▶ [INSTRUCTIONS TO FOLLOW]:
Copy the text on Kalahandi's history word for word, from "To address these" to "and cost escalations.".

The merger process faced opposition within the district, leading to an anti-merger agitation. Protesters organized demonstrations, distributed leaflets, and raised slogans demanding a separate state, expressing concerns that Kalahandi's interests would be marginalized within an expanded Orissa province. During the course of these agitations, numerous demonstrators were arrested and imprisoned by the provincial government. A memorandum seeking the intervention of Mahatma Gandhi was drafted by the agitators, though it ultimately did not alter the merger's outcome.

=== Part of modern Odisha state ===
On 1 November 1949, regional boundaries were reorganized; Patna, Balangir, and Subarnapur were constituted as a separate district, while the Nuapada sub-division of Sambalpur was added to Kalahandi. In 1967, the Kashipur block of Kalahandi was transferred to the Rayagada division for administrative purposes. In 1993, the Nuapada sub-division was carved out to form the separate Nuapada district. Despite this administrative division, the Kalahandi (Lok Sabha constituency) continues to encompass both present-day Kalahandi and Nuapada districts.

Historically, Kalahandi maintained a robust agriculture and forest-based economy, reportedly supplying 100,000 tons of rice during the Bengal famine. However, the district's trajectory shifted when it was struck by severe droughts in the 1960s and again in the 1980s. During the 1980s, the region garnered national attention for acute poverty, malnutrition, and starvation deaths, a socio-economic crisis that social workers and the media termed the "Kalahandi Syndrome". Author Tapan Kumar Pradhan has argued that while the droughts were a natural disaster, the ensuing starvation was exacerbated by administrative and systemic failures.

To address these chronic developmental challenges, the Central Government launched the KBK (Kalahandi-Balangir-Koraput) project in the 1990s. Over the decades, the district's systemic poverty drew visits from numerous high-profile political figures, including Prime Ministers Indira Gandhi, Rajiv Gandhi, and P. V. Narasimha Rao, highlighting the region's struggles on a national platform. Long-term infrastructure initiatives were gradually implemented to combat regional backwardness, including the development of the Upper Indravati Hydro Electric and Irrigation Project (approved in 1978) and the construction of National Highways 201 and 217. Development of local irrigation infrastructure, including the Jonk River and Patora dams, frequently faced logistical delays and cost escalations.

Since the 2000s, the partial commissioning of the Indravati Water Project—the second largest in the state—has significantly altered the agricultural landscape of southern Kalahandi. By enabling double-cropping, the project has spurred rapid agricultural growth in blocks such as Kalampur, Jaipatna, Dharamgarh, Junagarh, and Bhawanipatna. Consequently, Kalahandi has seen a boom in agro-industries, boasting the highest number of rice mills among Odisha's districts, with more than 70% of these facilities established in the five years following the project's launch.

In the mid-2000s, Kalahandi became the center of a major environmental and indigenous rights controversy regarding a proposed bauxite mining and alumina refinery project by Vedanta Aluminium Limited (VAL) in the Niyamgiri hills. The project faced sustained opposition from local tribal communities (such as the Dongria Kondh) and international non-governmental organizations, citing potential violations of forest rights and severe environmental degradation.

▶ [DATA RECORDS]:
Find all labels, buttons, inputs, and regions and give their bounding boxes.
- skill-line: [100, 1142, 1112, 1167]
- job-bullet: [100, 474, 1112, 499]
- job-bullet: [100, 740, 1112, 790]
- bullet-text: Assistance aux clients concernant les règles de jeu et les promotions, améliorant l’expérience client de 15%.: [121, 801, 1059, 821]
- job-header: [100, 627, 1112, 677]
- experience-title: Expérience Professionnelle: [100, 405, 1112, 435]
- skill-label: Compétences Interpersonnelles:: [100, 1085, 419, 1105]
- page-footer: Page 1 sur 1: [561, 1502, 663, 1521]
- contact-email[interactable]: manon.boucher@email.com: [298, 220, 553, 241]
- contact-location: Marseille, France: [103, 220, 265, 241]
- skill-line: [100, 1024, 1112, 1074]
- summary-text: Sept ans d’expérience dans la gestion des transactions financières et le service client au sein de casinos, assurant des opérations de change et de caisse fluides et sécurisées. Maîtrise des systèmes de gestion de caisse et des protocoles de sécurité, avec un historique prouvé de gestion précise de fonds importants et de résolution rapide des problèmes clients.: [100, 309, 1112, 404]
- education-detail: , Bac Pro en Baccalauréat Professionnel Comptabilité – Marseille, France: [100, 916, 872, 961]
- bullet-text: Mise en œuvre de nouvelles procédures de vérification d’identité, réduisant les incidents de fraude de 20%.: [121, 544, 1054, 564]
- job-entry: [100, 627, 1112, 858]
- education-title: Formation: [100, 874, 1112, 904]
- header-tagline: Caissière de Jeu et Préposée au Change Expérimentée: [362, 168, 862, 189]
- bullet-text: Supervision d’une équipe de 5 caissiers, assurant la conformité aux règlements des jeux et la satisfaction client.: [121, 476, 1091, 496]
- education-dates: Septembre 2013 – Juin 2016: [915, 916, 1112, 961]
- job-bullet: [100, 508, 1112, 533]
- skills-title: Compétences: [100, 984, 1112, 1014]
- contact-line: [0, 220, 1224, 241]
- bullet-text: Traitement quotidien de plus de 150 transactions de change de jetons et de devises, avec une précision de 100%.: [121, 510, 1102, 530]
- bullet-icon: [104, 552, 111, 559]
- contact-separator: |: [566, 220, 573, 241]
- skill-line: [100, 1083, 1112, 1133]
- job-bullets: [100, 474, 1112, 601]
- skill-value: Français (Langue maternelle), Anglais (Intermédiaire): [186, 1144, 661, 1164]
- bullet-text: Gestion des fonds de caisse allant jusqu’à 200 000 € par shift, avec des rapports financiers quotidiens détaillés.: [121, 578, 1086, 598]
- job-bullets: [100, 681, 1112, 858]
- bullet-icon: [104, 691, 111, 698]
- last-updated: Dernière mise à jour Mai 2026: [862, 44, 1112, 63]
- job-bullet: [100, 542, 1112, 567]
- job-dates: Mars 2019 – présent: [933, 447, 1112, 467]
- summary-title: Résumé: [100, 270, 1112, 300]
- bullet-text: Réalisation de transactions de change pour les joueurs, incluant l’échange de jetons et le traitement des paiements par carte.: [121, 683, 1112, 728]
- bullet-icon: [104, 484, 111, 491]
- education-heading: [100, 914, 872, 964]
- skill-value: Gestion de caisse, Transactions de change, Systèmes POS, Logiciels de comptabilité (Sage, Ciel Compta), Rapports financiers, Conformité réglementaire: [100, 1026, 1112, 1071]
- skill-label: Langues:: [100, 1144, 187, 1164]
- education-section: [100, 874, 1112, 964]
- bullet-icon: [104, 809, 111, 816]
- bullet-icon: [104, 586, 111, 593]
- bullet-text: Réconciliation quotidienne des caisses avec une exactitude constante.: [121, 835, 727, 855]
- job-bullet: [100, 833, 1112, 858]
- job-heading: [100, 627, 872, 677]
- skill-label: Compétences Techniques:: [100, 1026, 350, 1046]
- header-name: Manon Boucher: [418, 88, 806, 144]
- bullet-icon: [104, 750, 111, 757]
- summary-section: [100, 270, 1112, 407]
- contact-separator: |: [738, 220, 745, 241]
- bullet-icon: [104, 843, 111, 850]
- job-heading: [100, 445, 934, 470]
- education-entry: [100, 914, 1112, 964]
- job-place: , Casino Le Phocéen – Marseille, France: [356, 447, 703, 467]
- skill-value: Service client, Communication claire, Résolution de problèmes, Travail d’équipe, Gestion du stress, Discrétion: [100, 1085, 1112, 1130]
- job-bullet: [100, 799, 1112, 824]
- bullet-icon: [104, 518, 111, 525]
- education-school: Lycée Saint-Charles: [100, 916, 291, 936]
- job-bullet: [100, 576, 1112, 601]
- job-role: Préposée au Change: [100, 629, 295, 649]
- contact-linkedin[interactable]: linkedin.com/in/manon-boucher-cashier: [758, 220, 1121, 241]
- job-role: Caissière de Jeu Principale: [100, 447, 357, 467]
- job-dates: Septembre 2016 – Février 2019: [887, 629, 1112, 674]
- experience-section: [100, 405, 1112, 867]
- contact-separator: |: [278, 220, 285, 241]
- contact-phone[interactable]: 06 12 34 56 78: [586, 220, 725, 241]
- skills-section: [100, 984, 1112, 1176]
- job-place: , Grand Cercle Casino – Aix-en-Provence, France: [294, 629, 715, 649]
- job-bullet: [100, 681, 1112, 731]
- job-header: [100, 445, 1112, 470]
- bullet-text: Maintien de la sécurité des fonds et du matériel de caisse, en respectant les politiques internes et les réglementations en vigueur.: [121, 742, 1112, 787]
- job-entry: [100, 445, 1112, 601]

▶ [ANSWER FOR THIS EXERCISE]:
To address these chronic developmental challenges, the Central Government launched the KBK (Kalahandi-Balangir-Koraput) project in the 1990s. Over the decades, the district's systemic poverty drew visits from numerous high-profile political figures, including Prime Ministers Indira Gandhi, Rajiv Gandhi, and P. V. Narasimha Rao, highlighting the region's struggles on a national platform. Long-term infrastructure initiatives were gradually implemented to combat regional backwardness, including the development of the Upper Indravati Hydro Electric and Irrigation Project (approved in 1978) and the construction of National Highways 201 and 217. Development of local irrigation infrastructure, including the Jonk River and Patora dams, frequently faced logistical delays and cost escalations.